Recorded data:

━━━━━━━━━━━━━━━━

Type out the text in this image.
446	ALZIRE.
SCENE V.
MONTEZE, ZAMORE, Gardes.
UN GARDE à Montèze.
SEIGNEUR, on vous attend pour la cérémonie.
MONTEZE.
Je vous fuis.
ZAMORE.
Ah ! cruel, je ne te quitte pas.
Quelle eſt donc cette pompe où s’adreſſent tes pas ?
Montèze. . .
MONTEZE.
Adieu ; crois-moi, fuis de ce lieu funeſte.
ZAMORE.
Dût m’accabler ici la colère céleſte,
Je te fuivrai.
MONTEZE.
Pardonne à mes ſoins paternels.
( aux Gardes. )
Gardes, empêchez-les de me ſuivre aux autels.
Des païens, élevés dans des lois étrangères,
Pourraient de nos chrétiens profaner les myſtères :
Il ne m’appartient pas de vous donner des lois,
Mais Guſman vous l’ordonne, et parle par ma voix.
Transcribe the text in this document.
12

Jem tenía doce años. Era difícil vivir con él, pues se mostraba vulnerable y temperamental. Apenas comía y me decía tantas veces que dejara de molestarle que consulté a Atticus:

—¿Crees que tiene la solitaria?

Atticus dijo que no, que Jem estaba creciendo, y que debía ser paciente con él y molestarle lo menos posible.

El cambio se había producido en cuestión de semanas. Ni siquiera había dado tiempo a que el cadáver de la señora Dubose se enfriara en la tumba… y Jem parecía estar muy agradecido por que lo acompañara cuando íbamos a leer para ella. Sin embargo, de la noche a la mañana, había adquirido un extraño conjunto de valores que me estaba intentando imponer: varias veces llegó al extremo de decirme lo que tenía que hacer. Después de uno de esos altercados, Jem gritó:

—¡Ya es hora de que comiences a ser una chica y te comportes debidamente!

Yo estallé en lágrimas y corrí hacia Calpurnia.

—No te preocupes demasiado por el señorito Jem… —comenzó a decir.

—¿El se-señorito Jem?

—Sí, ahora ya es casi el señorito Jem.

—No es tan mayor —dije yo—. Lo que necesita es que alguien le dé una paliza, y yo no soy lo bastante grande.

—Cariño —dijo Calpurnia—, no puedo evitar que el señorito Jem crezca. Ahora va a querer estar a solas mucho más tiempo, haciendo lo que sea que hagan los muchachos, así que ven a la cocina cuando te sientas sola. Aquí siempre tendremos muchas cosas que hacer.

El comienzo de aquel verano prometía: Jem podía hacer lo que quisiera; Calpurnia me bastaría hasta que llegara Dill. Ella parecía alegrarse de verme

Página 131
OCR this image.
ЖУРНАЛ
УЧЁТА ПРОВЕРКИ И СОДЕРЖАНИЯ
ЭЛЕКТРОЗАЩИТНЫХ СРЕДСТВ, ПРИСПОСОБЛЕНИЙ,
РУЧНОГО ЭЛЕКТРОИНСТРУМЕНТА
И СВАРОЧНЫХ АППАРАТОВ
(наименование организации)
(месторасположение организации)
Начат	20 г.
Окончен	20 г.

━━━━━━━━━━━━━━━━

**Task objective**
Could you transcribe the records in full, exactly?

**Complete answer**
Type out the text in this image.
446	ALZIRE.
SCENE V.
MONTEZE, ZAMORE, Gardes.
UN GARDE à Montèze.
SEIGNEUR, on vous attend pour la cérémonie.
MONTEZE.
Je vous fuis.
ZAMORE.
Ah ! cruel, je ne te quitte pas.
Quelle eſt donc cette pompe où s’adreſſent tes pas ?
Montèze. . .
MONTEZE.
Adieu ; crois-moi, fuis de ce lieu funeſte.
ZAMORE.
Dût m’accabler ici la colère céleſte,
Je te fuivrai.
MONTEZE.
Pardonne à mes ſoins paternels.
( aux Gardes. )
Gardes, empêchez-les de me ſuivre aux autels.
Des païens, élevés dans des lois étrangères,
Pourraient de nos chrétiens profaner les myſtères :
Il ne m’appartient pas de vous donner des lois,
Mais Guſman vous l’ordonne, et parle par ma voix.
Transcribe the text in this document.
12

Jem tenía doce años. Era difícil vivir con él, pues se mostraba vulnerable y temperamental. Apenas comía y me decía tantas veces que dejara de molestarle que consulté a Atticus:

—¿Crees que tiene la solitaria?

Atticus dijo que no, que Jem estaba creciendo, y que debía ser paciente con él y molestarle lo menos posible.

El cambio se había producido en cuestión de semanas. Ni siquiera había dado tiempo a que el cadáver de la señora Dubose se enfriara en la tumba… y Jem parecía estar muy agradecido por que lo acompañara cuando íbamos a leer para ella. Sin embargo, de la noche a la mañana, había adquirido un extraño conjunto de valores que me estaba intentando imponer: varias veces llegó al extremo de decirme lo que tenía que hacer. Después de uno de esos altercados, Jem gritó:

—¡Ya es hora de que comiences a ser una chica y te comportes debidamente!

Yo estallé en lágrimas y corrí hacia Calpurnia.

—No te preocupes demasiado por el señorito Jem… —comenzó a decir.

—¿El se-señorito Jem?

—Sí, ahora ya es casi el señorito Jem.

—No es tan mayor —dije yo—. Lo que necesita es que alguien le dé una paliza, y yo no soy lo bastante grande.

—Cariño —dijo Calpurnia—, no puedo evitar que el señorito Jem crezca. Ahora va a querer estar a solas mucho más tiempo, haciendo lo que sea que hagan los muchachos, así que ven a la cocina cuando te sientas sola. Aquí siempre tendremos muchas cosas que hacer.

El comienzo de aquel verano prometía: Jem podía hacer lo que quisiera; Calpurnia me bastaría hasta que llegara Dill. Ella parecía alegrarse de verme

Página 131
OCR this image.
ЖУРНАЛ
УЧЁТА ПРОВЕРКИ И СОДЕРЖАНИЯ
ЭЛЕКТРОЗАЩИТНЫХ СРЕДСТВ, ПРИСПОСОБЛЕНИЙ,
РУЧНОГО ЭЛЕКТРОИНСТРУМЕНТА
И СВАРОЧНЫХ АППАРАТОВ
(наименование организации)
(месторасположение организации)
Начат	20 г.
Окончен	20 г.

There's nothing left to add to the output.